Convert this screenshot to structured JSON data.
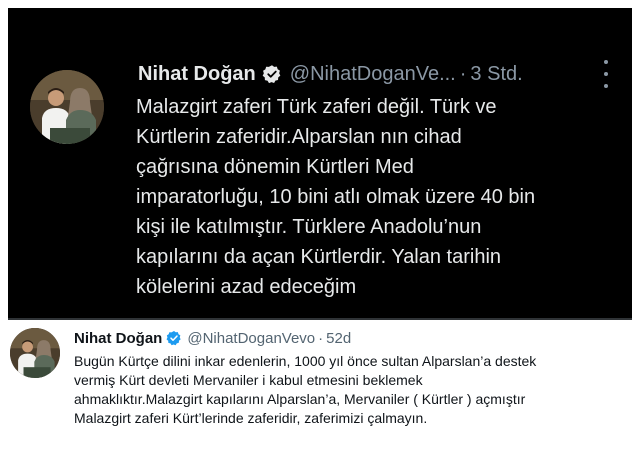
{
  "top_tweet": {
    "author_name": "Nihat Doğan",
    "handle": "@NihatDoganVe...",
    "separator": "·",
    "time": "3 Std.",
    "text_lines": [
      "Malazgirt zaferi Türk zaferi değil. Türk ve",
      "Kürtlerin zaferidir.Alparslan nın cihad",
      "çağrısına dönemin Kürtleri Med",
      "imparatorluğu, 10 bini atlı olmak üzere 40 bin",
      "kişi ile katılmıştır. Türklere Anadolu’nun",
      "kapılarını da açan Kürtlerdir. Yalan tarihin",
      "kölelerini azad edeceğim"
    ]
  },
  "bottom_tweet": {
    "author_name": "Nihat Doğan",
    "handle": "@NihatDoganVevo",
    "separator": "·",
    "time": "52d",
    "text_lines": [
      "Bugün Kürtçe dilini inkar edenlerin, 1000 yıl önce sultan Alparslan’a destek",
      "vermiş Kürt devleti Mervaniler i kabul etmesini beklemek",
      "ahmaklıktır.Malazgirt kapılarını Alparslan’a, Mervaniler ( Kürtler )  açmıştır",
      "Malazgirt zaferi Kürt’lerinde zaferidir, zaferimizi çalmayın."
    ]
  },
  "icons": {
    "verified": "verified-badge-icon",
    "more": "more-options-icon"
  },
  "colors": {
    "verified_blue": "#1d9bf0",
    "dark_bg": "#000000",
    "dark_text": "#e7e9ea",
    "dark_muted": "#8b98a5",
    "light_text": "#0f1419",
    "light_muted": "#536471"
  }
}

**OBJECTIVE**
Find the lines containing "handle" and list every one of them.

**TASK ANSWER**
    "handle": "@NihatDoganVe...",
    "handle": "@NihatDoganVevo",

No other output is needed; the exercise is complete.